**Extracted material:**

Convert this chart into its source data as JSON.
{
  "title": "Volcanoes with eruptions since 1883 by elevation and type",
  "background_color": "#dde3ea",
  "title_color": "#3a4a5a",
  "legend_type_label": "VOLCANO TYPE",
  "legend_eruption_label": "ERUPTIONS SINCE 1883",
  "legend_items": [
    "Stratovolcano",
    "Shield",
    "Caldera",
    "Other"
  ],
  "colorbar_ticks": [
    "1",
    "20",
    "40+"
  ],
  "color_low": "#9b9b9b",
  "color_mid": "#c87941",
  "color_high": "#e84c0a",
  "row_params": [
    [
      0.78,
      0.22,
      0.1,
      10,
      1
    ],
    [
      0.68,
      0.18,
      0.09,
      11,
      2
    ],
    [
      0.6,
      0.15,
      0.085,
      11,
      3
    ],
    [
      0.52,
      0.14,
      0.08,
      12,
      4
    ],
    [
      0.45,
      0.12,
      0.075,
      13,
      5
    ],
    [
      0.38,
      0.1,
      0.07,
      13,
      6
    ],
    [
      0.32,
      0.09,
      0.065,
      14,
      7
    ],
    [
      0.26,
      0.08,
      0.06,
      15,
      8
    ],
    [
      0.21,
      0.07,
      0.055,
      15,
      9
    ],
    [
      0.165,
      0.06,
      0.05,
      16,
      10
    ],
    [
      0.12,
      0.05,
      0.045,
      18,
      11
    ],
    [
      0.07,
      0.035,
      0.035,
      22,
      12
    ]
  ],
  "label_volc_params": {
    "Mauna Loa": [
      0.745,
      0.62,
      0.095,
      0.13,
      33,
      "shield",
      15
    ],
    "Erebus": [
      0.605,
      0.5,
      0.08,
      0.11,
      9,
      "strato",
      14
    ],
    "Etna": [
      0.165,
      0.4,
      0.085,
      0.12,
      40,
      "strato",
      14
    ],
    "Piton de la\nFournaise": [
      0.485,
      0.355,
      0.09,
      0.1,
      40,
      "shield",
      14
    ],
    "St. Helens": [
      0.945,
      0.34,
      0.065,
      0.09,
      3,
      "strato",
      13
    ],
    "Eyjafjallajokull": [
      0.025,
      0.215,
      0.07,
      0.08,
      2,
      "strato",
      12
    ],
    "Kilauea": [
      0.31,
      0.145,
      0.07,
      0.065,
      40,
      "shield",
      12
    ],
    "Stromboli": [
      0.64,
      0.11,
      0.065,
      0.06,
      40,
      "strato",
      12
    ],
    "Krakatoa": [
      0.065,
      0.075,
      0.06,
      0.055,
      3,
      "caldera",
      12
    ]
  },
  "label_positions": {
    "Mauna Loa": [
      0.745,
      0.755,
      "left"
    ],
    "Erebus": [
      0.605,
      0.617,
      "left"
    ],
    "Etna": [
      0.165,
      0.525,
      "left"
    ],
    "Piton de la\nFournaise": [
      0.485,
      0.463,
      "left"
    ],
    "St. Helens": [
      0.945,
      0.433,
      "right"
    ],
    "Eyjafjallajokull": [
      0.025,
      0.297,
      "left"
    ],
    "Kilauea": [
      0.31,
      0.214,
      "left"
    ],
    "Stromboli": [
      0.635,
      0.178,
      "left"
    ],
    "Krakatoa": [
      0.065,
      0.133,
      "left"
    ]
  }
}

**Task to carry out:** Print the listing above in its entirety, with every line exact.

**Correct result:**
Convert this chart into its source data as JSON.
{
  "title": "Volcanoes with eruptions since 1883 by elevation and type",
  "background_color": "#dde3ea",
  "title_color": "#3a4a5a",
  "legend_type_label": "VOLCANO TYPE",
  "legend_eruption_label": "ERUPTIONS SINCE 1883",
  "legend_items": [
    "Stratovolcano",
    "Shield",
    "Caldera",
    "Other"
  ],
  "colorbar_ticks": [
    "1",
    "20",
    "40+"
  ],
  "color_low": "#9b9b9b",
  "color_mid": "#c87941",
  "color_high": "#e84c0a",
  "row_params": [
    [
      0.78,
      0.22,
      0.1,
      10,
      1
    ],
    [
      0.68,
      0.18,
      0.09,
      11,
      2
    ],
    [
      0.6,
      0.15,
      0.085,
      11,
      3
    ],
    [
      0.52,
      0.14,
      0.08,
      12,
      4
    ],
    [
      0.45,
      0.12,
      0.075,
      13,
      5
    ],
    [
      0.38,
      0.1,
      0.07,
      13,
      6
    ],
    [
      0.32,
      0.09,
      0.065,
      14,
      7
    ],
    [
      0.26,
      0.08,
      0.06,
      15,
      8
    ],
    [
      0.21,
      0.07,
      0.055,
      15,
      9
    ],
    [
      0.165,
      0.06,
      0.05,
      16,
      10
    ],
    [
      0.12,
      0.05,
      0.045,
      18,
      11
    ],
    [
      0.07,
      0.035,
      0.035,
      22,
      12
    ]
  ],
  "label_volc_params": {
    "Mauna Loa": [
      0.745,
      0.62,
      0.095,
      0.13,
      33,
      "shield",
      15
    ],
    "Erebus": [
      0.605,
      0.5,
      0.08,
      0.11,
      9,
      "strato",
      14
    ],
    "Etna": [
      0.165,
      0.4,
      0.085,
      0.12,
      40,
      "strato",
      14
    ],
    "Piton de la\nFournaise": [
      0.485,
      0.355,
      0.09,
      0.1,
      40,
      "shield",
      14
    ],
    "St. Helens": [
      0.945,
      0.34,
      0.065,
      0.09,
      3,
      "strato",
      13
    ],
    "Eyjafjallajokull": [
      0.025,
      0.215,
      0.07,
      0.08,
      2,
      "strato",
      12
    ],
    "Kilauea": [
      0.31,
      0.145,
      0.07,
      0.065,
      40,
      "shield",
      12
    ],
    "Stromboli": [
      0.64,
      0.11,
      0.065,
      0.06,
      40,
      "strato",
      12
    ],
    "Krakatoa": [
      0.065,
      0.075,
      0.06,
      0.055,
      3,
      "caldera",
      12
    ]
  },
  "label_positions": {
    "Mauna Loa": [
      0.745,
      0.755,
      "left"
    ],
    "Erebus": [
      0.605,
      0.617,
      "left"
    ],
    "Etna": [
      0.165,
      0.525,
      "left"
    ],
    "Piton de la\nFournaise": [
      0.485,
      0.463,
      "left"
    ],
    "St. Helens": [
      0.945,
      0.433,
      "right"
    ],
    "Eyjafjallajokull": [
      0.025,
      0.297,
      "left"
    ],
    "Kilauea": [
      0.31,
      0.214,
      "left"
    ],
    "Stromboli": [
      0.635,
      0.178,
      "left"
    ],
    "Krakatoa": [
      0.065,
      0.133,
      "left"
    ]
  }
}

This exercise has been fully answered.